Extract the complete data exactly as given.
_ _ _
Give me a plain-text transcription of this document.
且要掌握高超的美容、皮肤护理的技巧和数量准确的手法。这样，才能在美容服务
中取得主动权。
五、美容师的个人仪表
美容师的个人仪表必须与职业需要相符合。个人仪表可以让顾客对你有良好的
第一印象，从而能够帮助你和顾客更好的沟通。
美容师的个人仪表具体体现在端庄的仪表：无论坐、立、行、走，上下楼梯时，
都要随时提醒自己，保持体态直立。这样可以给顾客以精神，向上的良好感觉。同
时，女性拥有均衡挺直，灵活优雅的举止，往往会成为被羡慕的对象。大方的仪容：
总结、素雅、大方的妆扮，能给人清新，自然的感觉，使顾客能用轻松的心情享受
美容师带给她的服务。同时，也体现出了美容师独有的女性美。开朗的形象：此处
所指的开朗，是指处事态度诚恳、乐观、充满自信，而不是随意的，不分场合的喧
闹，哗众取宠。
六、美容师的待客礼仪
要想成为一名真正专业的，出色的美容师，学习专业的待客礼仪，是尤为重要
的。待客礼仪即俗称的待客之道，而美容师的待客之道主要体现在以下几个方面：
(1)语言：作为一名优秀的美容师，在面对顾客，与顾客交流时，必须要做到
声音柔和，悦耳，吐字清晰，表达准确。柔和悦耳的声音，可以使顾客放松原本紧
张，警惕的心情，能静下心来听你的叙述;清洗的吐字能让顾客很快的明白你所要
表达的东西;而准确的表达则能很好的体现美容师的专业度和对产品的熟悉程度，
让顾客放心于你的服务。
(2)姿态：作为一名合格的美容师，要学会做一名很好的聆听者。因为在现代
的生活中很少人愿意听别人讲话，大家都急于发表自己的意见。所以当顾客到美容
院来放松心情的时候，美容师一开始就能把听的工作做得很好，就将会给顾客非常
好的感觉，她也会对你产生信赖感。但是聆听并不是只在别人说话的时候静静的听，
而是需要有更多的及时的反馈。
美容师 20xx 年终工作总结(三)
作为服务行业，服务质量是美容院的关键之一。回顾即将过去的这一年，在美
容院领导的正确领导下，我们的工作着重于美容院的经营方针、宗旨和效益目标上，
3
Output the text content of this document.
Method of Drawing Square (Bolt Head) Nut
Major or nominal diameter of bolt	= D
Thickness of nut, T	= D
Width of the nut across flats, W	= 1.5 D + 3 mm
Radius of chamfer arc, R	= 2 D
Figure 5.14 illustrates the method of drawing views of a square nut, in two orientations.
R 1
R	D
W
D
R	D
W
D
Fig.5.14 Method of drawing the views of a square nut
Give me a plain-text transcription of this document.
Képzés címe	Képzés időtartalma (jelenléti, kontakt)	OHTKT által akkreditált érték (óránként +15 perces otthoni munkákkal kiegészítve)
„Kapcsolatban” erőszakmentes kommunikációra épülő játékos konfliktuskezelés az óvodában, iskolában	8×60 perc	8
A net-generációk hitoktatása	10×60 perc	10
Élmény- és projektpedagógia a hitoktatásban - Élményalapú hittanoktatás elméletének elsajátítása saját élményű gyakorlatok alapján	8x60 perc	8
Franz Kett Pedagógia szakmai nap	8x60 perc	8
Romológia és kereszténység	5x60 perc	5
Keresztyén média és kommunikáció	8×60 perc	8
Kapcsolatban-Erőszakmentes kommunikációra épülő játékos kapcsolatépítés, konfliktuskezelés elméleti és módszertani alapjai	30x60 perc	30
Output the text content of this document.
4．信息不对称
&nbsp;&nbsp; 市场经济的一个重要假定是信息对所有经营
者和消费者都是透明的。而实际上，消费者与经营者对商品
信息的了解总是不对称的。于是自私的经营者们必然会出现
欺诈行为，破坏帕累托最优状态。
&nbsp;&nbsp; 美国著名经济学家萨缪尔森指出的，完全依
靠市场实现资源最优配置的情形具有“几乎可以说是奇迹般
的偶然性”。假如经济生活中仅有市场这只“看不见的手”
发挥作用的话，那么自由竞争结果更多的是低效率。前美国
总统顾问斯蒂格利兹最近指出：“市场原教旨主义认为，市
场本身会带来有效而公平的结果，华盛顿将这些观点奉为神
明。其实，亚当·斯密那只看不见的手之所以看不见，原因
_ _ _
__Exercise result__
Give me a plain-text transcription of this document.
且要掌握高超的美容、皮肤护理的技巧和数量准确的手法。这样，才能在美容服务
中取得主动权。
五、美容师的个人仪表
美容师的个人仪表必须与职业需要相符合。个人仪表可以让顾客对你有良好的
第一印象，从而能够帮助你和顾客更好的沟通。
美容师的个人仪表具体体现在端庄的仪表：无论坐、立、行、走，上下楼梯时，
都要随时提醒自己，保持体态直立。这样可以给顾客以精神，向上的良好感觉。同
时，女性拥有均衡挺直，灵活优雅的举止，往往会成为被羡慕的对象。大方的仪容：
总结、素雅、大方的妆扮，能给人清新，自然的感觉，使顾客能用轻松的心情享受
美容师带给她的服务。同时，也体现出了美容师独有的女性美。开朗的形象：此处
所指的开朗，是指处事态度诚恳、乐观、充满自信，而不是随意的，不分场合的喧
闹，哗众取宠。
六、美容师的待客礼仪
要想成为一名真正专业的，出色的美容师，学习专业的待客礼仪，是尤为重要
的。待客礼仪即俗称的待客之道，而美容师的待客之道主要体现在以下几个方面：
(1)语言：作为一名优秀的美容师，在面对顾客，与顾客交流时，必须要做到
声音柔和，悦耳，吐字清晰，表达准确。柔和悦耳的声音，可以使顾客放松原本紧
张，警惕的心情，能静下心来听你的叙述;清洗的吐字能让顾客很快的明白你所要
表达的东西;而准确的表达则能很好的体现美容师的专业度和对产品的熟悉程度，
让顾客放心于你的服务。
(2)姿态：作为一名合格的美容师，要学会做一名很好的聆听者。因为在现代
的生活中很少人愿意听别人讲话，大家都急于发表自己的意见。所以当顾客到美容
院来放松心情的时候，美容师一开始就能把听的工作做得很好，就将会给顾客非常
好的感觉，她也会对你产生信赖感。但是聆听并不是只在别人说话的时候静静的听，
而是需要有更多的及时的反馈。
美容师 20xx 年终工作总结(三)
作为服务行业，服务质量是美容院的关键之一。回顾即将过去的这一年，在美
容院领导的正确领导下，我们的工作着重于美容院的经营方针、宗旨和效益目标上，
3
Output the text content of this document.
Method of Drawing Square (Bolt Head) Nut
Major or nominal diameter of bolt	= D
Thickness of nut, T	= D
Width of the nut across flats, W	= 1.5 D + 3 mm
Radius of chamfer arc, R	= 2 D
Figure 5.14 illustrates the method of drawing views of a square nut, in two orientations.
R 1
R	D
W
D
R	D
W
D
Fig.5.14 Method of drawing the views of a square nut
Give me a plain-text transcription of this document.
Képzés címe	Képzés időtartalma (jelenléti, kontakt)	OHTKT által akkreditált érték (óránként +15 perces otthoni munkákkal kiegészítve)
„Kapcsolatban” erőszakmentes kommunikációra épülő játékos konfliktuskezelés az óvodában, iskolában	8×60 perc	8
A net-generációk hitoktatása	10×60 perc	10
Élmény- és projektpedagógia a hitoktatásban - Élményalapú hittanoktatás elméletének elsajátítása saját élményű gyakorlatok alapján	8x60 perc	8
Franz Kett Pedagógia szakmai nap	8x60 perc	8
Romológia és kereszténység	5x60 perc	5
Keresztyén média és kommunikáció	8×60 perc	8
Kapcsolatban-Erőszakmentes kommunikációra épülő játékos kapcsolatépítés, konfliktuskezelés elméleti és módszertani alapjai	30x60 perc	30
Output the text content of this document.
4．信息不对称
&nbsp;&nbsp; 市场经济的一个重要假定是信息对所有经营
者和消费者都是透明的。而实际上，消费者与经营者对商品
信息的了解总是不对称的。于是自私的经营者们必然会出现
欺诈行为，破坏帕累托最优状态。
&nbsp;&nbsp; 美国著名经济学家萨缪尔森指出的，完全依
靠市场实现资源最优配置的情形具有“几乎可以说是奇迹般
的偶然性”。假如经济生活中仅有市场这只“看不见的手”
发挥作用的话，那么自由竞争结果更多的是低效率。前美国
总统顾问斯蒂格利兹最近指出：“市场原教旨主义认为，市
场本身会带来有效而公平的结果，华盛顿将这些观点奉为神
明。其实，亚当·斯密那只看不见的手之所以看不见，原因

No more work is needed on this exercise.